_Stored rows:_
-----
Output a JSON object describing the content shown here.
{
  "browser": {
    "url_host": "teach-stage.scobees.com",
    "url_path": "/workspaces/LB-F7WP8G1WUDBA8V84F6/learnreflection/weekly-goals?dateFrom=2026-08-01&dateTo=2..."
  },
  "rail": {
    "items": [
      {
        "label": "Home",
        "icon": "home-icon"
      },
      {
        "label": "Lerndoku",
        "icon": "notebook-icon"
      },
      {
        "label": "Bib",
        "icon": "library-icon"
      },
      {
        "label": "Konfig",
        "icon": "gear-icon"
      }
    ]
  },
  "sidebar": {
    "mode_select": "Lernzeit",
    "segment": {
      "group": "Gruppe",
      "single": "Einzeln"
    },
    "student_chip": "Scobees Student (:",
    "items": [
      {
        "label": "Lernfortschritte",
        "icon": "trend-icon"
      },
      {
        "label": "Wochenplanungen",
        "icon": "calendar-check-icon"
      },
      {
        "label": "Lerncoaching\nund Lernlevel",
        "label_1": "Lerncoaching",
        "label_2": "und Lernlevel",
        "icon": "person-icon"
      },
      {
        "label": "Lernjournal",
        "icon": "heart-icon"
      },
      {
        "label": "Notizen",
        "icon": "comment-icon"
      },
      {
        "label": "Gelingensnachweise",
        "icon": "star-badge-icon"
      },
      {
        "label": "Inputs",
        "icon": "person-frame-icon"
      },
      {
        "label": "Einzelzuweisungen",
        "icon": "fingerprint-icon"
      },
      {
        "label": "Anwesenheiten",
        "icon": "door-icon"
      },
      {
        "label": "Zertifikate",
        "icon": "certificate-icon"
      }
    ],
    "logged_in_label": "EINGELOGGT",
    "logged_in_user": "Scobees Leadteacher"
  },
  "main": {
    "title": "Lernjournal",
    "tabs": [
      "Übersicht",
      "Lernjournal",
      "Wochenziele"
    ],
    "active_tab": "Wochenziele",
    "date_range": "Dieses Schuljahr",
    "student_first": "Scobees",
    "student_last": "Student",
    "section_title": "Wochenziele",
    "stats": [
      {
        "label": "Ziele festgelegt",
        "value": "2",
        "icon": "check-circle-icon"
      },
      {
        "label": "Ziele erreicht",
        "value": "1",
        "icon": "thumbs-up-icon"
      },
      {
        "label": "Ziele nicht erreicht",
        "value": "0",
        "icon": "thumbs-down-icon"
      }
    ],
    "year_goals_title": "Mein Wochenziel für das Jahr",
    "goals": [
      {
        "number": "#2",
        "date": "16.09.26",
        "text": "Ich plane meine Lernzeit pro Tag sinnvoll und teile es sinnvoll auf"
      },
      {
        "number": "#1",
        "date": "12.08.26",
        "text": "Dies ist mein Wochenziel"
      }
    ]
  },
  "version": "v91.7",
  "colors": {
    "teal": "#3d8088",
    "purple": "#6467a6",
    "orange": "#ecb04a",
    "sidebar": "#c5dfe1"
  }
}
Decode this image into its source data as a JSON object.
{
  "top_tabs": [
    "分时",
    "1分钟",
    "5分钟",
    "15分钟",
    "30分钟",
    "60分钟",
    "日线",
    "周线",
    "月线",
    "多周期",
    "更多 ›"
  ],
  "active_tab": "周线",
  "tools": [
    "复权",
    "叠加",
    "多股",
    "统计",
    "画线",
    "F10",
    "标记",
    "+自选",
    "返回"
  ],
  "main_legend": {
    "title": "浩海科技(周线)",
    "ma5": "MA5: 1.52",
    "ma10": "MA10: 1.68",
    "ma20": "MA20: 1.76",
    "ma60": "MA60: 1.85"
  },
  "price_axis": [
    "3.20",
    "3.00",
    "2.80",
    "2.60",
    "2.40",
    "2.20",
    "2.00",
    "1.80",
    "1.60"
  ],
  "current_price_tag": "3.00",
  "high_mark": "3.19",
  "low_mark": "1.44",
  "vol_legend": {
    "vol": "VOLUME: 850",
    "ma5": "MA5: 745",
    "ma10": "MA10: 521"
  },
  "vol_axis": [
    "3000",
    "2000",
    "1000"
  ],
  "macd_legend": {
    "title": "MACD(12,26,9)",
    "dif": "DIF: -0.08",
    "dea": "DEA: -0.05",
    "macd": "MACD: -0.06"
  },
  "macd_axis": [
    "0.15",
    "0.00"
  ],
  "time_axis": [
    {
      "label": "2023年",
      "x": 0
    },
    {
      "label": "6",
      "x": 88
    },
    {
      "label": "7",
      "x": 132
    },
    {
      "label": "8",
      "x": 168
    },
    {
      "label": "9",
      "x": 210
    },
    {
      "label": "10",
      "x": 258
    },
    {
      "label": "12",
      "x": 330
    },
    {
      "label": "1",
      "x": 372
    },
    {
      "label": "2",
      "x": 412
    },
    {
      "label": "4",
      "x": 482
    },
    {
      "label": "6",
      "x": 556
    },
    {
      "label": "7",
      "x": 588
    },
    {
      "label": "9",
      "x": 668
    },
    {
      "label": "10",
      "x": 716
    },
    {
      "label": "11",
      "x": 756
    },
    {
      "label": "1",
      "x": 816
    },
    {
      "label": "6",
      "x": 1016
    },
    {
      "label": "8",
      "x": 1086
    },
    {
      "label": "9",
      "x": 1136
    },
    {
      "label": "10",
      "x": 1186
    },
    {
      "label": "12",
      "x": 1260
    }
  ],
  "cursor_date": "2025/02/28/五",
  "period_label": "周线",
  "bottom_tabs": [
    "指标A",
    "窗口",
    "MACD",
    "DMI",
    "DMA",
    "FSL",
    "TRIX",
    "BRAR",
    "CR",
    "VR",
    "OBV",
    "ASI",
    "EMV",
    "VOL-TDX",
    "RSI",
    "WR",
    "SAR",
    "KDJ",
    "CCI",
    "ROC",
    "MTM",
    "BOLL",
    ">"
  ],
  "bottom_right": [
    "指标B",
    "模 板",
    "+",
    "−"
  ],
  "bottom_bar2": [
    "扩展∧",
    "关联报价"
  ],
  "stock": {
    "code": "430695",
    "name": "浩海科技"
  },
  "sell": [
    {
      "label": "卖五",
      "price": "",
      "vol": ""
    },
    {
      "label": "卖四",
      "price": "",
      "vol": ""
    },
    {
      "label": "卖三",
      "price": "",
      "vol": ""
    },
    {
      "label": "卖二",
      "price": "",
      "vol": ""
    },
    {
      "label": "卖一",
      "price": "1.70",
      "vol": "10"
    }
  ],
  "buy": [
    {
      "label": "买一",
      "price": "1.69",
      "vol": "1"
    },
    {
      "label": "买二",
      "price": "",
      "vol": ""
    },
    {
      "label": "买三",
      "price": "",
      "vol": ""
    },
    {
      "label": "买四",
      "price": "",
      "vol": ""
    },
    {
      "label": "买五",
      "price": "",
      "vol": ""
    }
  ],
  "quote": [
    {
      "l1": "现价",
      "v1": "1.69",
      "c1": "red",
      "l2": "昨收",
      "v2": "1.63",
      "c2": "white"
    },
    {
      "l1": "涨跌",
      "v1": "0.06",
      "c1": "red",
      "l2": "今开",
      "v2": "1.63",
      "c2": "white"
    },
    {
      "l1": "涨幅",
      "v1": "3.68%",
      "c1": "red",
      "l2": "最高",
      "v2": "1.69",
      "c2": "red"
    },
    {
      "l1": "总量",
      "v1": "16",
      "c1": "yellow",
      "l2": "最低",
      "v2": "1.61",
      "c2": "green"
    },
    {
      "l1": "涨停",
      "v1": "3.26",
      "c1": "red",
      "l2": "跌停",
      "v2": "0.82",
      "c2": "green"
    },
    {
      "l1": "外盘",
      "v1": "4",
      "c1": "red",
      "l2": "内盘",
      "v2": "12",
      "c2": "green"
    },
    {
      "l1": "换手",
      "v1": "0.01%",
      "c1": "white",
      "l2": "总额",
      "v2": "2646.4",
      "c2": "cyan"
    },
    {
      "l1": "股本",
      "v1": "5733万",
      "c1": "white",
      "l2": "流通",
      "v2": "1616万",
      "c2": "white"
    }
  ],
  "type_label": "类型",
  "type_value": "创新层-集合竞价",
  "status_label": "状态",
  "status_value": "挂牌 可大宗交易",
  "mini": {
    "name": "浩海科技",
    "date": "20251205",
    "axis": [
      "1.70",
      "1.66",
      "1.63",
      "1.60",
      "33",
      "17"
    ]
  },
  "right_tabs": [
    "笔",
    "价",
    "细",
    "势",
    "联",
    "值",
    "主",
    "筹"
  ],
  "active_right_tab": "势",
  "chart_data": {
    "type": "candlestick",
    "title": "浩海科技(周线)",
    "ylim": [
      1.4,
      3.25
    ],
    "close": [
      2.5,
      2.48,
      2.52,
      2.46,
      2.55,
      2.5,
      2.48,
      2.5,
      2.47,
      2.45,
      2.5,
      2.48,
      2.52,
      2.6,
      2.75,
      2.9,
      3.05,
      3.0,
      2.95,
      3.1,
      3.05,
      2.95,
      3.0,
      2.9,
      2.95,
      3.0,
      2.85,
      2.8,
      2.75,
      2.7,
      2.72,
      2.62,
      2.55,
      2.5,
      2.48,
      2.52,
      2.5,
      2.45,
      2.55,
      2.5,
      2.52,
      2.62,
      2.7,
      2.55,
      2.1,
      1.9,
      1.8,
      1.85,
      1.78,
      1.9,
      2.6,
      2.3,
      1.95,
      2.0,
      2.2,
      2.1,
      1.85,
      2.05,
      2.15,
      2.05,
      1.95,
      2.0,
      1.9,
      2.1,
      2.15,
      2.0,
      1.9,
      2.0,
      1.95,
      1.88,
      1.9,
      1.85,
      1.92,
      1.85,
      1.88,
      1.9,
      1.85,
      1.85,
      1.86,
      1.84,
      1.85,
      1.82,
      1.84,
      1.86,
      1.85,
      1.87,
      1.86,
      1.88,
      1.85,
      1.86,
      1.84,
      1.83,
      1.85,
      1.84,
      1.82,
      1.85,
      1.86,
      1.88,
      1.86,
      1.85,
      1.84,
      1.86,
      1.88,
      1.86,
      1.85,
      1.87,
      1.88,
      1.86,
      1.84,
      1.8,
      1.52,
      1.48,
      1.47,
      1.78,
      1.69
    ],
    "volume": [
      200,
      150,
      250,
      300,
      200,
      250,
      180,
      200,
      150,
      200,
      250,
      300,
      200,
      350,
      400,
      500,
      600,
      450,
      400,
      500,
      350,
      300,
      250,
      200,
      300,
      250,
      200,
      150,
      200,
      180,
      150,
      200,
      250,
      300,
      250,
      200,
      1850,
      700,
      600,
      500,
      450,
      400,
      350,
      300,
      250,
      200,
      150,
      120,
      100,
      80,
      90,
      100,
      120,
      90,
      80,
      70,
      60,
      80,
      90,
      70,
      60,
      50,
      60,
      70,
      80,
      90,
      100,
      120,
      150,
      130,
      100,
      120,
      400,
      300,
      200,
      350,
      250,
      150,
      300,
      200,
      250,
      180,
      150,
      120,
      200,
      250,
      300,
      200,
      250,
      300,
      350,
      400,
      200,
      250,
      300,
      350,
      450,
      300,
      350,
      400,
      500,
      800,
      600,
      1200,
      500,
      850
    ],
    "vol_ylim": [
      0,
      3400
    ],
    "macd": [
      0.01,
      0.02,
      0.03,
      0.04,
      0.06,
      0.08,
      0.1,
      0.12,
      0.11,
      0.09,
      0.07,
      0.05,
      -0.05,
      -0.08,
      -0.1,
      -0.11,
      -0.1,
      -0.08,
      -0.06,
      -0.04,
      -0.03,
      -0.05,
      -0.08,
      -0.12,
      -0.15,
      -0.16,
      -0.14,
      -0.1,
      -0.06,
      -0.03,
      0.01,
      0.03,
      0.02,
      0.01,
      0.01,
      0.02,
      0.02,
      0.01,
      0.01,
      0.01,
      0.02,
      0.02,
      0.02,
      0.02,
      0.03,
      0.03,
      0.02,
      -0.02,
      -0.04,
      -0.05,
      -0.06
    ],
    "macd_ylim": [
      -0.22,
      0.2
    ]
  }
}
-----
_What you are asked to do:_
Count each line above in which the string "check" appears, then state only the total.

_Result for this exercise:_
2